WORK INSTRUCTIONS:
Every record should be written out exactly, with the pictures left out.

DATA SECTION:
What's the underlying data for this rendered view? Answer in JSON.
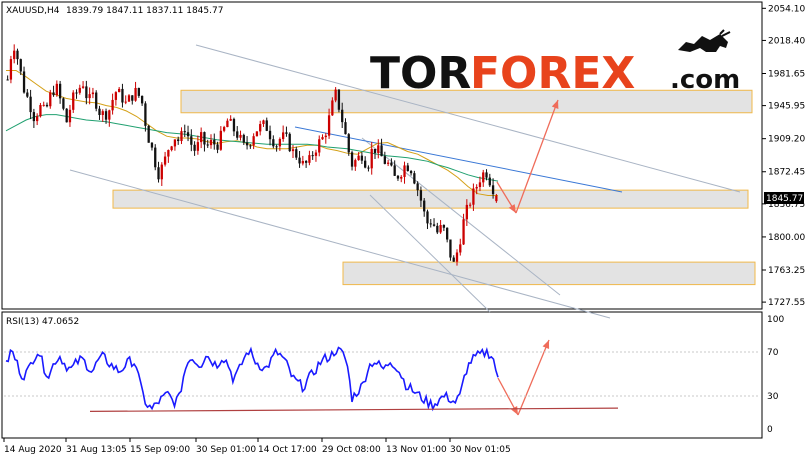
{
  "header": {
    "symbol": "XAUUSD,H4",
    "ohlc": "1839.79 1847.11 1837.11 1845.77"
  },
  "logo": {
    "part1": "TOR",
    "part2": "FOREX",
    "part3": ".com",
    "icon": "bull-icon"
  },
  "current_price": "1845.77",
  "rsi_label": "RSI(13) 47.0652",
  "colors": {
    "bull": "#cc0000",
    "bear": "#111111",
    "ma_fast": "#d4a017",
    "ma_slow": "#20a070",
    "rsi_line": "#1a1aff",
    "arrow": "#ef6c5a",
    "channel": "#a9b4c4",
    "trendline_blue": "#3a78d6",
    "rsi_support": "#b04040"
  },
  "chart_data": [
    {
      "type": "candlestick",
      "title": "",
      "x_ticks": [
        "14 Aug 2020",
        "31 Aug 13:05",
        "15 Sep 09:00",
        "30 Sep 01:00",
        "14 Oct 17:00",
        "29 Oct 08:00",
        "13 Nov 01:00",
        "30 Nov 01:05"
      ],
      "y_ticks": [
        2054.1,
        2018.4,
        1981.65,
        1945.95,
        1909.2,
        1872.45,
        1836.75,
        1800.0,
        1763.25,
        1727.55
      ],
      "ylim": [
        1721,
        2060
      ],
      "close_path": [
        1975,
        2018,
        1995,
        1965,
        1950,
        1932,
        1945,
        1938,
        1958,
        1968,
        1948,
        1928,
        1952,
        1962,
        1972,
        1950,
        1958,
        1940,
        1935,
        1942,
        1962,
        1958,
        1948,
        1956,
        1962,
        1950,
        1915,
        1895,
        1870,
        1880,
        1900,
        1912,
        1906,
        1922,
        1905,
        1895,
        1910,
        1900,
        1905,
        1902,
        1915,
        1930,
        1920,
        1912,
        1900,
        1905,
        1918,
        1922,
        1925,
        1912,
        1902,
        1912,
        1908,
        1895,
        1890,
        1880,
        1882,
        1895,
        1905,
        1912,
        1935,
        1960,
        1938,
        1910,
        1880,
        1886,
        1892,
        1878,
        1900,
        1895,
        1885,
        1880,
        1865,
        1870,
        1880,
        1878,
        1860,
        1840,
        1815,
        1818,
        1805,
        1812,
        1790,
        1768,
        1790,
        1820,
        1838,
        1852,
        1866,
        1874,
        1860,
        1845.77
      ],
      "ma_fast": [
        1985,
        1985,
        1978,
        1970,
        1962,
        1958,
        1954,
        1952,
        1950,
        1949,
        1946,
        1944,
        1940,
        1934,
        1926,
        1918,
        1912,
        1910,
        1910,
        1909,
        1906,
        1904,
        1906,
        1907,
        1904,
        1900,
        1898,
        1898,
        1898,
        1900,
        1902,
        1902,
        1898,
        1896,
        1893,
        1892,
        1898,
        1904,
        1905,
        1900,
        1895,
        1892,
        1886,
        1880,
        1874,
        1866,
        1856,
        1848,
        1846,
        1846
      ],
      "ma_slow": [
        1918,
        1924,
        1930,
        1934,
        1936,
        1936,
        1934,
        1932,
        1930,
        1929,
        1928,
        1926,
        1924,
        1922,
        1920,
        1918,
        1916,
        1915,
        1914,
        1912,
        1910,
        1908,
        1907,
        1906,
        1905,
        1904,
        1903,
        1903,
        1903,
        1903,
        1903,
        1902,
        1900,
        1899,
        1898,
        1896,
        1894,
        1892,
        1890,
        1889,
        1888,
        1886,
        1884,
        1880,
        1877,
        1873,
        1869,
        1866,
        1864,
        1862
      ],
      "resistance_zone": [
        1938,
        1963
      ],
      "support_zone": [
        1832,
        1852
      ],
      "lower_zone": [
        1747,
        1772
      ]
    },
    {
      "type": "line",
      "title": "",
      "series_label": "RSI(13)",
      "y_ticks": [
        100,
        70,
        30,
        0
      ],
      "ylim": [
        0,
        100
      ],
      "values": [
        58,
        72,
        60,
        48,
        52,
        64,
        72,
        56,
        48,
        62,
        66,
        58,
        54,
        60,
        64,
        58,
        52,
        62,
        66,
        60,
        56,
        52,
        58,
        62,
        60,
        36,
        22,
        18,
        24,
        28,
        32,
        24,
        28,
        52,
        66,
        62,
        58,
        68,
        62,
        58,
        66,
        60,
        46,
        52,
        64,
        72,
        62,
        58,
        54,
        62,
        70,
        66,
        58,
        46,
        42,
        38,
        46,
        52,
        60,
        64,
        66,
        72,
        70,
        62,
        28,
        34,
        40,
        56,
        62,
        58,
        54,
        62,
        58,
        50,
        40,
        36,
        32,
        28,
        24,
        22,
        26,
        30,
        28,
        24,
        30,
        52,
        62,
        66,
        68,
        70,
        66,
        47.07
      ]
    }
  ]
}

ANSWER FOR THIS EXERCISE:
What's the underlying data for this rendered view? Answer in JSON.
{
  "header": {
    "symbol": "XAUUSD,H4",
    "ohlc": "1839.79 1847.11 1837.11 1845.77"
  },
  "logo": {
    "part1": "TOR",
    "part2": "FOREX",
    "part3": ".com",
    "icon": "bull-icon"
  },
  "current_price": "1845.77",
  "rsi_label": "RSI(13) 47.0652",
  "colors": {
    "bull": "#cc0000",
    "bear": "#111111",
    "ma_fast": "#d4a017",
    "ma_slow": "#20a070",
    "rsi_line": "#1a1aff",
    "arrow": "#ef6c5a",
    "channel": "#a9b4c4",
    "trendline_blue": "#3a78d6",
    "rsi_support": "#b04040"
  },
  "chart_data": [
    {
      "type": "candlestick",
      "title": "",
      "x_ticks": [
        "14 Aug 2020",
        "31 Aug 13:05",
        "15 Sep 09:00",
        "30 Sep 01:00",
        "14 Oct 17:00",
        "29 Oct 08:00",
        "13 Nov 01:00",
        "30 Nov 01:05"
      ],
      "y_ticks": [
        2054.1,
        2018.4,
        1981.65,
        1945.95,
        1909.2,
        1872.45,
        1836.75,
        1800.0,
        1763.25,
        1727.55
      ],
      "ylim": [
        1721,
        2060
      ],
      "close_path": [
        1975,
        2018,
        1995,
        1965,
        1950,
        1932,
        1945,
        1938,
        1958,
        1968,
        1948,
        1928,
        1952,
        1962,
        1972,
        1950,
        1958,
        1940,
        1935,
        1942,
        1962,
        1958,
        1948,
        1956,
        1962,
        1950,
        1915,
        1895,
        1870,
        1880,
        1900,
        1912,
        1906,
        1922,
        1905,
        1895,
        1910,
        1900,
        1905,
        1902,
        1915,
        1930,
        1920,
        1912,
        1900,
        1905,
        1918,
        1922,
        1925,
        1912,
        1902,
        1912,
        1908,
        1895,
        1890,
        1880,
        1882,
        1895,
        1905,
        1912,
        1935,
        1960,
        1938,
        1910,
        1880,
        1886,
        1892,
        1878,
        1900,
        1895,
        1885,
        1880,
        1865,
        1870,
        1880,
        1878,
        1860,
        1840,
        1815,
        1818,
        1805,
        1812,
        1790,
        1768,
        1790,
        1820,
        1838,
        1852,
        1866,
        1874,
        1860,
        1845.77
      ],
      "ma_fast": [
        1985,
        1985,
        1978,
        1970,
        1962,
        1958,
        1954,
        1952,
        1950,
        1949,
        1946,
        1944,
        1940,
        1934,
        1926,
        1918,
        1912,
        1910,
        1910,
        1909,
        1906,
        1904,
        1906,
        1907,
        1904,
        1900,
        1898,
        1898,
        1898,
        1900,
        1902,
        1902,
        1898,
        1896,
        1893,
        1892,
        1898,
        1904,
        1905,
        1900,
        1895,
        1892,
        1886,
        1880,
        1874,
        1866,
        1856,
        1848,
        1846,
        1846
      ],
      "ma_slow": [
        1918,
        1924,
        1930,
        1934,
        1936,
        1936,
        1934,
        1932,
        1930,
        1929,
        1928,
        1926,
        1924,
        1922,
        1920,
        1918,
        1916,
        1915,
        1914,
        1912,
        1910,
        1908,
        1907,
        1906,
        1905,
        1904,
        1903,
        1903,
        1903,
        1903,
        1903,
        1902,
        1900,
        1899,
        1898,
        1896,
        1894,
        1892,
        1890,
        1889,
        1888,
        1886,
        1884,
        1880,
        1877,
        1873,
        1869,
        1866,
        1864,
        1862
      ],
      "resistance_zone": [
        1938,
        1963
      ],
      "support_zone": [
        1832,
        1852
      ],
      "lower_zone": [
        1747,
        1772
      ]
    },
    {
      "type": "line",
      "title": "",
      "series_label": "RSI(13)",
      "y_ticks": [
        100,
        70,
        30,
        0
      ],
      "ylim": [
        0,
        100
      ],
      "values": [
        58,
        72,
        60,
        48,
        52,
        64,
        72,
        56,
        48,
        62,
        66,
        58,
        54,
        60,
        64,
        58,
        52,
        62,
        66,
        60,
        56,
        52,
        58,
        62,
        60,
        36,
        22,
        18,
        24,
        28,
        32,
        24,
        28,
        52,
        66,
        62,
        58,
        68,
        62,
        58,
        66,
        60,
        46,
        52,
        64,
        72,
        62,
        58,
        54,
        62,
        70,
        66,
        58,
        46,
        42,
        38,
        46,
        52,
        60,
        64,
        66,
        72,
        70,
        62,
        28,
        34,
        40,
        56,
        62,
        58,
        54,
        62,
        58,
        50,
        40,
        36,
        32,
        28,
        24,
        22,
        26,
        30,
        28,
        24,
        30,
        52,
        62,
        66,
        68,
        70,
        66,
        47.07
      ]
    }
  ]
}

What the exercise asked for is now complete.